— BEGIN —

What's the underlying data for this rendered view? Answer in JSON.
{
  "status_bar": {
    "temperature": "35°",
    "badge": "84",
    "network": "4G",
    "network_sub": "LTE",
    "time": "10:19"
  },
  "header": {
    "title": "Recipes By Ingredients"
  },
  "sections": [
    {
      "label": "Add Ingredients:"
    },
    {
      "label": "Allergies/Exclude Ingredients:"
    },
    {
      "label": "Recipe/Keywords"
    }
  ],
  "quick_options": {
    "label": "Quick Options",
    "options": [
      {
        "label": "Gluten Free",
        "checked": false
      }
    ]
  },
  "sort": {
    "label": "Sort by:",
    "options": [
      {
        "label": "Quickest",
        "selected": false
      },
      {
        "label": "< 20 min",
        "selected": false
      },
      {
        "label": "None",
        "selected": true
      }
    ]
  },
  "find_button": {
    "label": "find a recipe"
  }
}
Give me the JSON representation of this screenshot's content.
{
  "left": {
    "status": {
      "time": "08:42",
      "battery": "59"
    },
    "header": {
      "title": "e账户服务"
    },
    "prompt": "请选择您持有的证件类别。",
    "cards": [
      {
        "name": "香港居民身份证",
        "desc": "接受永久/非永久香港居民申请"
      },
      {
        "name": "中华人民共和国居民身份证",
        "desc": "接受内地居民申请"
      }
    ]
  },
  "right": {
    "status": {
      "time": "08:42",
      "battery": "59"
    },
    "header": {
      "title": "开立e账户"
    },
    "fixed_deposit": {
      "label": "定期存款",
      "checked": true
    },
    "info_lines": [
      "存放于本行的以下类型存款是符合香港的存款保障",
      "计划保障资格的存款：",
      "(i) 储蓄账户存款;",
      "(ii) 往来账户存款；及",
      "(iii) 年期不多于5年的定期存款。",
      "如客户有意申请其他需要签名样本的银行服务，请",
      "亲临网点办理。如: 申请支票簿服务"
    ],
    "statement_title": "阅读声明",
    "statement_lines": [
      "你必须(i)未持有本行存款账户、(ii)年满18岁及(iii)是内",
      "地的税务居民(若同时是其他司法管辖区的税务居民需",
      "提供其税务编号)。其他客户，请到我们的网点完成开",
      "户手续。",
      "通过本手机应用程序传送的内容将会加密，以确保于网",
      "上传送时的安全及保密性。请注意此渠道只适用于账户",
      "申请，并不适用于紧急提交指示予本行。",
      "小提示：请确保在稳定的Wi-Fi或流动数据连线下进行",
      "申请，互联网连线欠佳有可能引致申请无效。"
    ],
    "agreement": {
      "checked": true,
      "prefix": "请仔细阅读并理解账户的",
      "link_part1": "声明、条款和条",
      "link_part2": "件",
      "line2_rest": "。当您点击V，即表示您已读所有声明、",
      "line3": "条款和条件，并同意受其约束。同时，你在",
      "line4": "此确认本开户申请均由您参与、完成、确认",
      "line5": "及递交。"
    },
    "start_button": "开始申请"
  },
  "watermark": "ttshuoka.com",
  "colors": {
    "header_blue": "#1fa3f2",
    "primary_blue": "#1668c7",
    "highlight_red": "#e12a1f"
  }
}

— END —

Nothing in the data may differ; print all of it exactly as written.

» Solution
What's the underlying data for this rendered view? Answer in JSON.
{
  "status_bar": {
    "temperature": "35°",
    "badge": "84",
    "network": "4G",
    "network_sub": "LTE",
    "time": "10:19"
  },
  "header": {
    "title": "Recipes By Ingredients"
  },
  "sections": [
    {
      "label": "Add Ingredients:"
    },
    {
      "label": "Allergies/Exclude Ingredients:"
    },
    {
      "label": "Recipe/Keywords"
    }
  ],
  "quick_options": {
    "label": "Quick Options",
    "options": [
      {
        "label": "Gluten Free",
        "checked": false
      }
    ]
  },
  "sort": {
    "label": "Sort by:",
    "options": [
      {
        "label": "Quickest",
        "selected": false
      },
      {
        "label": "< 20 min",
        "selected": false
      },
      {
        "label": "None",
        "selected": true
      }
    ]
  },
  "find_button": {
    "label": "find a recipe"
  }
}
Give me the JSON representation of this screenshot's content.
{
  "left": {
    "status": {
      "time": "08:42",
      "battery": "59"
    },
    "header": {
      "title": "e账户服务"
    },
    "prompt": "请选择您持有的证件类别。",
    "cards": [
      {
        "name": "香港居民身份证",
        "desc": "接受永久/非永久香港居民申请"
      },
      {
        "name": "中华人民共和国居民身份证",
        "desc": "接受内地居民申请"
      }
    ]
  },
  "right": {
    "status": {
      "time": "08:42",
      "battery": "59"
    },
    "header": {
      "title": "开立e账户"
    },
    "fixed_deposit": {
      "label": "定期存款",
      "checked": true
    },
    "info_lines": [
      "存放于本行的以下类型存款是符合香港的存款保障",
      "计划保障资格的存款：",
      "(i) 储蓄账户存款;",
      "(ii) 往来账户存款；及",
      "(iii) 年期不多于5年的定期存款。",
      "如客户有意申请其他需要签名样本的银行服务，请",
      "亲临网点办理。如: 申请支票簿服务"
    ],
    "statement_title": "阅读声明",
    "statement_lines": [
      "你必须(i)未持有本行存款账户、(ii)年满18岁及(iii)是内",
      "地的税务居民(若同时是其他司法管辖区的税务居民需",
      "提供其税务编号)。其他客户，请到我们的网点完成开",
      "户手续。",
      "通过本手机应用程序传送的内容将会加密，以确保于网",
      "上传送时的安全及保密性。请注意此渠道只适用于账户",
      "申请，并不适用于紧急提交指示予本行。",
      "小提示：请确保在稳定的Wi-Fi或流动数据连线下进行",
      "申请，互联网连线欠佳有可能引致申请无效。"
    ],
    "agreement": {
      "checked": true,
      "prefix": "请仔细阅读并理解账户的",
      "link_part1": "声明、条款和条",
      "link_part2": "件",
      "line2_rest": "。当您点击V，即表示您已读所有声明、",
      "line3": "条款和条件，并同意受其约束。同时，你在",
      "line4": "此确认本开户申请均由您参与、完成、确认",
      "line5": "及递交。"
    },
    "start_button": "开始申请"
  },
  "watermark": "ttshuoka.com",
  "colors": {
    "header_blue": "#1fa3f2",
    "primary_blue": "#1668c7",
    "highlight_red": "#e12a1f"
  }
}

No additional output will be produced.